==== Items ====
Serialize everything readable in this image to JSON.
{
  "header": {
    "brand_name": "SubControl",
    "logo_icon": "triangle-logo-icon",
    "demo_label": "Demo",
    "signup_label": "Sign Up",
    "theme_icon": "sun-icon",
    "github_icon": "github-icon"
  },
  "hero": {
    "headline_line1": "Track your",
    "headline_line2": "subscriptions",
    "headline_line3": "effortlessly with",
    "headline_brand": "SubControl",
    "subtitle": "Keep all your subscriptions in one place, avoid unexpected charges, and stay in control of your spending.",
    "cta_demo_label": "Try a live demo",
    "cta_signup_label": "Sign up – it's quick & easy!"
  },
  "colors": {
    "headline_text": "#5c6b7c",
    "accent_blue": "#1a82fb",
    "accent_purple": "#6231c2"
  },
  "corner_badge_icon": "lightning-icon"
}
====
Reproduce the records above exactly.

▸ **Result of this task**
Serialize everything readable in this image to JSON.
{
  "header": {
    "brand_name": "SubControl",
    "logo_icon": "triangle-logo-icon",
    "demo_label": "Demo",
    "signup_label": "Sign Up",
    "theme_icon": "sun-icon",
    "github_icon": "github-icon"
  },
  "hero": {
    "headline_line1": "Track your",
    "headline_line2": "subscriptions",
    "headline_line3": "effortlessly with",
    "headline_brand": "SubControl",
    "subtitle": "Keep all your subscriptions in one place, avoid unexpected charges, and stay in control of your spending.",
    "cta_demo_label": "Try a live demo",
    "cta_signup_label": "Sign up – it's quick & easy!"
  },
  "colors": {
    "headline_text": "#5c6b7c",
    "accent_blue": "#1a82fb",
    "accent_purple": "#6231c2"
  },
  "corner_badge_icon": "lightning-icon"
}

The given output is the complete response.